Objective - Each record must be retyped in full. No character may differ.

Input data -
────────────────

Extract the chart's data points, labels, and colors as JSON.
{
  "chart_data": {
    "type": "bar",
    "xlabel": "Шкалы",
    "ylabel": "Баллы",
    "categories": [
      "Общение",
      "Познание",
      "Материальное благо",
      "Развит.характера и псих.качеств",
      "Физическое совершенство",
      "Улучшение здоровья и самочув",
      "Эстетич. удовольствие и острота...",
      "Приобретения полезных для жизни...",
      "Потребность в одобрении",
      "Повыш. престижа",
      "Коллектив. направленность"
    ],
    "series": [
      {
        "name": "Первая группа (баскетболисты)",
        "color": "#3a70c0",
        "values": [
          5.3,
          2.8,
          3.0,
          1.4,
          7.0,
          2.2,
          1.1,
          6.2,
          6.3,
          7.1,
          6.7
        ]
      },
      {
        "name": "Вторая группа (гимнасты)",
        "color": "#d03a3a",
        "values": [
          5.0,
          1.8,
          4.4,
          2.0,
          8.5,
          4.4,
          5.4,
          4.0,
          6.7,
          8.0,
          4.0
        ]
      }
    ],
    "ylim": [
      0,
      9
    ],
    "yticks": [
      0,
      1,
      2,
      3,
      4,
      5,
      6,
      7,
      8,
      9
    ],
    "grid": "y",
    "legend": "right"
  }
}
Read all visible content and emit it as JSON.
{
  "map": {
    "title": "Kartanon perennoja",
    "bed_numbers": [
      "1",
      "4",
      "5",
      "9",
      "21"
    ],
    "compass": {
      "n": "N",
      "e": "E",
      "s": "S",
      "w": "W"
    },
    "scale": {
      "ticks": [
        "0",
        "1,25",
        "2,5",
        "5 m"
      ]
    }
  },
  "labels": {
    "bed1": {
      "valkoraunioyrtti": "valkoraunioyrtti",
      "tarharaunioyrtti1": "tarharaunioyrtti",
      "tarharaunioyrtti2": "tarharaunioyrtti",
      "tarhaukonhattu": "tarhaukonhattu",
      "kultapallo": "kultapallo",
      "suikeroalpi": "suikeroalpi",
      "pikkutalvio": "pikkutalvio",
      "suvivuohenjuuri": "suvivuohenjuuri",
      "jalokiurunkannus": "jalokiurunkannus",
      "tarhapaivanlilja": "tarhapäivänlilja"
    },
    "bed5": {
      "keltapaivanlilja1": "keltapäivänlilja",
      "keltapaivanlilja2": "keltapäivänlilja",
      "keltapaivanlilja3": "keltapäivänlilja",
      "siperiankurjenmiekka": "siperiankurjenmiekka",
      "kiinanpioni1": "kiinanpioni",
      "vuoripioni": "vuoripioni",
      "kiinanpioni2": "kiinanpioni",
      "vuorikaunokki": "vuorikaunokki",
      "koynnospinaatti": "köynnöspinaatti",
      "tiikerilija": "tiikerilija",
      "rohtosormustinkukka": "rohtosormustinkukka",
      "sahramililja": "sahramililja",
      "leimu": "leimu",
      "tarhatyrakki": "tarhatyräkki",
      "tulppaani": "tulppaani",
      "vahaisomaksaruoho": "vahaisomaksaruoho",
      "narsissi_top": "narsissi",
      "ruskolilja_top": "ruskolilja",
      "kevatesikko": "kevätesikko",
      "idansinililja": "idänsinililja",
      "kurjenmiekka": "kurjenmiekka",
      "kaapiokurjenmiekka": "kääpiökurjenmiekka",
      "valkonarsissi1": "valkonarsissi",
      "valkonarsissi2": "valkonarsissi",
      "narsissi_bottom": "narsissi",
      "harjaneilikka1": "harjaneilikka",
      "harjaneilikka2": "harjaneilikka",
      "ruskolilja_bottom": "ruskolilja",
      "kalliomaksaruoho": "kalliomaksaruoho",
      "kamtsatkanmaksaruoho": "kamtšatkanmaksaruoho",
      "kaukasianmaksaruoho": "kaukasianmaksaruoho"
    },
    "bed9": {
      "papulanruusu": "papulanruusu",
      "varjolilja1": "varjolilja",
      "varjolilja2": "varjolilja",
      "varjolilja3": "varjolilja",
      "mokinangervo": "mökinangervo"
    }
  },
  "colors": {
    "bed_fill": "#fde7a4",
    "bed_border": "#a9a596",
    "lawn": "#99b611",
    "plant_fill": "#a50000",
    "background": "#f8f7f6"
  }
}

────────────────

Response -
Extract the chart's data points, labels, and colors as JSON.
{
  "chart_data": {
    "type": "bar",
    "xlabel": "Шкалы",
    "ylabel": "Баллы",
    "categories": [
      "Общение",
      "Познание",
      "Материальное благо",
      "Развит.характера и псих.качеств",
      "Физическое совершенство",
      "Улучшение здоровья и самочув",
      "Эстетич. удовольствие и острота...",
      "Приобретения полезных для жизни...",
      "Потребность в одобрении",
      "Повыш. престижа",
      "Коллектив. направленность"
    ],
    "series": [
      {
        "name": "Первая группа (баскетболисты)",
        "color": "#3a70c0",
        "values": [
          5.3,
          2.8,
          3.0,
          1.4,
          7.0,
          2.2,
          1.1,
          6.2,
          6.3,
          7.1,
          6.7
        ]
      },
      {
        "name": "Вторая группа (гимнасты)",
        "color": "#d03a3a",
        "values": [
          5.0,
          1.8,
          4.4,
          2.0,
          8.5,
          4.4,
          5.4,
          4.0,
          6.7,
          8.0,
          4.0
        ]
      }
    ],
    "ylim": [
      0,
      9
    ],
    "yticks": [
      0,
      1,
      2,
      3,
      4,
      5,
      6,
      7,
      8,
      9
    ],
    "grid": "y",
    "legend": "right"
  }
}
Read all visible content and emit it as JSON.
{
  "map": {
    "title": "Kartanon perennoja",
    "bed_numbers": [
      "1",
      "4",
      "5",
      "9",
      "21"
    ],
    "compass": {
      "n": "N",
      "e": "E",
      "s": "S",
      "w": "W"
    },
    "scale": {
      "ticks": [
        "0",
        "1,25",
        "2,5",
        "5 m"
      ]
    }
  },
  "labels": {
    "bed1": {
      "valkoraunioyrtti": "valkoraunioyrtti",
      "tarharaunioyrtti1": "tarharaunioyrtti",
      "tarharaunioyrtti2": "tarharaunioyrtti",
      "tarhaukonhattu": "tarhaukonhattu",
      "kultapallo": "kultapallo",
      "suikeroalpi": "suikeroalpi",
      "pikkutalvio": "pikkutalvio",
      "suvivuohenjuuri": "suvivuohenjuuri",
      "jalokiurunkannus": "jalokiurunkannus",
      "tarhapaivanlilja": "tarhapäivänlilja"
    },
    "bed5": {
      "keltapaivanlilja1": "keltapäivänlilja",
      "keltapaivanlilja2": "keltapäivänlilja",
      "keltapaivanlilja3": "keltapäivänlilja",
      "siperiankurjenmiekka": "siperiankurjenmiekka",
      "kiinanpioni1": "kiinanpioni",
      "vuoripioni": "vuoripioni",
      "kiinanpioni2": "kiinanpioni",
      "vuorikaunokki": "vuorikaunokki",
      "koynnospinaatti": "köynnöspinaatti",
      "tiikerilija": "tiikerilija",
      "rohtosormustinkukka": "rohtosormustinkukka",
      "sahramililja": "sahramililja",
      "leimu": "leimu",
      "tarhatyrakki": "tarhatyräkki",
      "tulppaani": "tulppaani",
      "vahaisomaksaruoho": "vahaisomaksaruoho",
      "narsissi_top": "narsissi",
      "ruskolilja_top": "ruskolilja",
      "kevatesikko": "kevätesikko",
      "idansinililja": "idänsinililja",
      "kurjenmiekka": "kurjenmiekka",
      "kaapiokurjenmiekka": "kääpiökurjenmiekka",
      "valkonarsissi1": "valkonarsissi",
      "valkonarsissi2": "valkonarsissi",
      "narsissi_bottom": "narsissi",
      "harjaneilikka1": "harjaneilikka",
      "harjaneilikka2": "harjaneilikka",
      "ruskolilja_bottom": "ruskolilja",
      "kalliomaksaruoho": "kalliomaksaruoho",
      "kamtsatkanmaksaruoho": "kamtšatkanmaksaruoho",
      "kaukasianmaksaruoho": "kaukasianmaksaruoho"
    },
    "bed9": {
      "papulanruusu": "papulanruusu",
      "varjolilja1": "varjolilja",
      "varjolilja2": "varjolilja",
      "varjolilja3": "varjolilja",
      "mokinangervo": "mökinangervo"
    }
  },
  "colors": {
    "bed_fill": "#fde7a4",
    "bed_border": "#a9a596",
    "lawn": "#99b611",
    "plant_fill": "#a50000",
    "background": "#f8f7f6"
  }
}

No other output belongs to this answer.